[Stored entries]
— start —
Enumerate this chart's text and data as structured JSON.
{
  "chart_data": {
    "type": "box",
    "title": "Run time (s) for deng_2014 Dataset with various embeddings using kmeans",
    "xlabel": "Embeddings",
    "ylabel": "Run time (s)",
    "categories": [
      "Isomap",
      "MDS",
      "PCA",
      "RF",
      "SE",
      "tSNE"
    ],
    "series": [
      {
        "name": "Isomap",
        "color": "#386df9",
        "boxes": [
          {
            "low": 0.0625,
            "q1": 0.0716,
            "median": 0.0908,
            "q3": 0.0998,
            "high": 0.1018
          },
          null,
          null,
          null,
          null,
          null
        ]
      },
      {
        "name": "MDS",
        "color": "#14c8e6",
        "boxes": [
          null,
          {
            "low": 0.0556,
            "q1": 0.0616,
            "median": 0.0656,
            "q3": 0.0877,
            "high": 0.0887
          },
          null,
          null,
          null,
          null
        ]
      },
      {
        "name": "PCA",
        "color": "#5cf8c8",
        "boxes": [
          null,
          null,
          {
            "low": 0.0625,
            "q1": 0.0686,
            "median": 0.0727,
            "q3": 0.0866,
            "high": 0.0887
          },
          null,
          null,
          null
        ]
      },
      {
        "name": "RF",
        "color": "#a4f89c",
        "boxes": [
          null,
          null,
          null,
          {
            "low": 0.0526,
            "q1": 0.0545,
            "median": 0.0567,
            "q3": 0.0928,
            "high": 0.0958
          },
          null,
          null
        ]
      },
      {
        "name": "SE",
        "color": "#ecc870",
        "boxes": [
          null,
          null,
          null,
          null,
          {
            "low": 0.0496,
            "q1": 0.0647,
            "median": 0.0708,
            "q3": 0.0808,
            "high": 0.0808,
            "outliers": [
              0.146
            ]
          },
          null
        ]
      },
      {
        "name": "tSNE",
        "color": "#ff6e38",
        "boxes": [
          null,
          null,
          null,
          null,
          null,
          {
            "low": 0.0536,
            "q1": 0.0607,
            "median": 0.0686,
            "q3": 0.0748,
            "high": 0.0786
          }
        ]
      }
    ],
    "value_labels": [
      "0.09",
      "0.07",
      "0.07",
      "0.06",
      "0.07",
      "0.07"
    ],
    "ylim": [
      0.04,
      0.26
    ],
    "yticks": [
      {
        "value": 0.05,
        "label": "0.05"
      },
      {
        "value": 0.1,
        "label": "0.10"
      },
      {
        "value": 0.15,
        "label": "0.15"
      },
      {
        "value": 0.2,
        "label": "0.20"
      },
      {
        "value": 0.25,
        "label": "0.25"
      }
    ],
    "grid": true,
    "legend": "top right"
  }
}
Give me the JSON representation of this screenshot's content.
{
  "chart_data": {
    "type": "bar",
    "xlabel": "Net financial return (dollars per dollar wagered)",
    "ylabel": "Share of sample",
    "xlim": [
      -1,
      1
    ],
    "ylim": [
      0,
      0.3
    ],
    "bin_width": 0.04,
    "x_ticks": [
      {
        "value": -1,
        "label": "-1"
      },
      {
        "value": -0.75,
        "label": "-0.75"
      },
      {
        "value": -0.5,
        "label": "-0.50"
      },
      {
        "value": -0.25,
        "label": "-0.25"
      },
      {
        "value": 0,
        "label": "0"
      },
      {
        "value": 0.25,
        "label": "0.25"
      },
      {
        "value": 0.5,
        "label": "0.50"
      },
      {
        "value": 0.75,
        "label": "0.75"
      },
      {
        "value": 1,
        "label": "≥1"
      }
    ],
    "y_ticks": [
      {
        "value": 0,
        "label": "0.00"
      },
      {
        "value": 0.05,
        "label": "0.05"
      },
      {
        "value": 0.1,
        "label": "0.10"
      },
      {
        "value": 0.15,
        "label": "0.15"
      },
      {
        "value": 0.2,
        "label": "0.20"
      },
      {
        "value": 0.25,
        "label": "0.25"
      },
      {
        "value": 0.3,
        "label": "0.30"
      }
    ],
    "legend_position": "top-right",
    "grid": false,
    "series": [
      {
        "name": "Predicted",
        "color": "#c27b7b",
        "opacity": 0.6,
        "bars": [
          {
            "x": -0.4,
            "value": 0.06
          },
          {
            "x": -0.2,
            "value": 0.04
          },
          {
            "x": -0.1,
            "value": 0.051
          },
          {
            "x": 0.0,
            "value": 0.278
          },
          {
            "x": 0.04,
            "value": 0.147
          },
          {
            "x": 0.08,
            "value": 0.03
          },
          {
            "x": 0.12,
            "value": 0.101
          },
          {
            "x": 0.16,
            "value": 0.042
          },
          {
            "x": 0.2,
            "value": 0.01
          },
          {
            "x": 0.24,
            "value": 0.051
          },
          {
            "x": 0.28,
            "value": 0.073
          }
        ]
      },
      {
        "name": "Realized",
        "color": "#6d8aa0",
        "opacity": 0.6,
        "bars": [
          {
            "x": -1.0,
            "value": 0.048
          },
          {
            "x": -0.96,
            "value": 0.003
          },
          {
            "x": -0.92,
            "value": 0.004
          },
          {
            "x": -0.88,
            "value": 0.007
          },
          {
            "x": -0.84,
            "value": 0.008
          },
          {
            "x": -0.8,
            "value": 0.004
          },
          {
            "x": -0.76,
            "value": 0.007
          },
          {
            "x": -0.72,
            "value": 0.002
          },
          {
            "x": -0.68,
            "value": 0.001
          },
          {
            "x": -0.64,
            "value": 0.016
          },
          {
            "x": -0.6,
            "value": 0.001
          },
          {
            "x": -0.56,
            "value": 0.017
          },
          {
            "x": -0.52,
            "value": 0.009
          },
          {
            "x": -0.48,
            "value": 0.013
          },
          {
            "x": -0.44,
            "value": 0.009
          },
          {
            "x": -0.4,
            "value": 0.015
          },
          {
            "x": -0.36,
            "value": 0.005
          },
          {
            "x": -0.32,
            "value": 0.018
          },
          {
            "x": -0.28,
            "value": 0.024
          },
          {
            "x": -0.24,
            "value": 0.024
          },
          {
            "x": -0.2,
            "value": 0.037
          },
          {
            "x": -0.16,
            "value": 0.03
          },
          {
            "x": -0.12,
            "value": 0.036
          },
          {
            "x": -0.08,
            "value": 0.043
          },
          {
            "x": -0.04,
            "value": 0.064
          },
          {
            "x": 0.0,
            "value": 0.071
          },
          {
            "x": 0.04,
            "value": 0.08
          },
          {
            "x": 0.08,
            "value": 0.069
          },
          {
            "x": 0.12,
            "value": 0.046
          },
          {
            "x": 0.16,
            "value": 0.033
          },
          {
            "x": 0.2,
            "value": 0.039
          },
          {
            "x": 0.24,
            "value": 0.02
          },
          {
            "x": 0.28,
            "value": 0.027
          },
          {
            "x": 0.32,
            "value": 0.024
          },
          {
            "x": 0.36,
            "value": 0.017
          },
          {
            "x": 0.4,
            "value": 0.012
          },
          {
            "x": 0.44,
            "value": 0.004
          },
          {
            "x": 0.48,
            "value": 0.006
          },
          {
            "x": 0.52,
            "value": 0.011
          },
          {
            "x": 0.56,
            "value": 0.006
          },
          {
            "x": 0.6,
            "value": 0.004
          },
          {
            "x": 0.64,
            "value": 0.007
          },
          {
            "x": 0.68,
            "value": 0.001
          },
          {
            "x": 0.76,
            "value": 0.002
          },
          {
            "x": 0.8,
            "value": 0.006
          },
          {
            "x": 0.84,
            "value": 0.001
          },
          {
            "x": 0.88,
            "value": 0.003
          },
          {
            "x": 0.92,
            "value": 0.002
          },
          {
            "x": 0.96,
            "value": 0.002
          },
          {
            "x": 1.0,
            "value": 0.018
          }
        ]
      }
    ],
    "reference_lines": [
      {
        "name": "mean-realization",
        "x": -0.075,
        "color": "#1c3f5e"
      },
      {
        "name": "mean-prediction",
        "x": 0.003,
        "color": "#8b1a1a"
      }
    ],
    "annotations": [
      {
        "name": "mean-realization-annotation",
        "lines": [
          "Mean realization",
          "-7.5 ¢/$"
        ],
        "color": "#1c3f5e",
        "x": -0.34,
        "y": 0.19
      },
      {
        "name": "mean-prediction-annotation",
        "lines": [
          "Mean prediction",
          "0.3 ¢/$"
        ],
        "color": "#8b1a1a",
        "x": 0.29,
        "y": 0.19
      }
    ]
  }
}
— end —
### Exercise brief
Report how many lines of the data contain the word "JSON", using the number alone.

### Solved problem
2